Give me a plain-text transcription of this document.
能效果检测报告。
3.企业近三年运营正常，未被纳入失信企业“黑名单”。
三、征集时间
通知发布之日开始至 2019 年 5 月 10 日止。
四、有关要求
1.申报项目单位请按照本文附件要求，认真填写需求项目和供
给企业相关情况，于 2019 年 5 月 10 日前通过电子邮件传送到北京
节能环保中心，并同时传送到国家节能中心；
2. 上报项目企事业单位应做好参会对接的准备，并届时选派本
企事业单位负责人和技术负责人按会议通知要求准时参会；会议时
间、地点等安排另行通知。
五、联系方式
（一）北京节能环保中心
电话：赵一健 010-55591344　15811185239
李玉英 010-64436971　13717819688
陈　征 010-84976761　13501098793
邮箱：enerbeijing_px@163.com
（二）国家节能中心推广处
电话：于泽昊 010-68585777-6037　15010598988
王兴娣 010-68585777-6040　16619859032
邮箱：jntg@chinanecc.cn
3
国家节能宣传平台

::::::::::

§ WHAT TO PRODUCE
From the first line to the last, retype the data exactly.

§ OUTPUT OF THE EXERCISE
Give me a plain-text transcription of this document.
能效果检测报告。
3.企业近三年运营正常，未被纳入失信企业“黑名单”。
三、征集时间
通知发布之日开始至 2019 年 5 月 10 日止。
四、有关要求
1.申报项目单位请按照本文附件要求，认真填写需求项目和供
给企业相关情况，于 2019 年 5 月 10 日前通过电子邮件传送到北京
节能环保中心，并同时传送到国家节能中心；
2. 上报项目企事业单位应做好参会对接的准备，并届时选派本
企事业单位负责人和技术负责人按会议通知要求准时参会；会议时
间、地点等安排另行通知。
五、联系方式
（一）北京节能环保中心
电话：赵一健 010-55591344　15811185239
李玉英 010-64436971　13717819688
陈　征 010-84976761　13501098793
邮箱：enerbeijing_px@163.com
（二）国家节能中心推广处
电话：于泽昊 010-68585777-6037　15010598988
王兴娣 010-68585777-6040　16619859032
邮箱：jntg@chinanecc.cn
3
国家节能宣传平台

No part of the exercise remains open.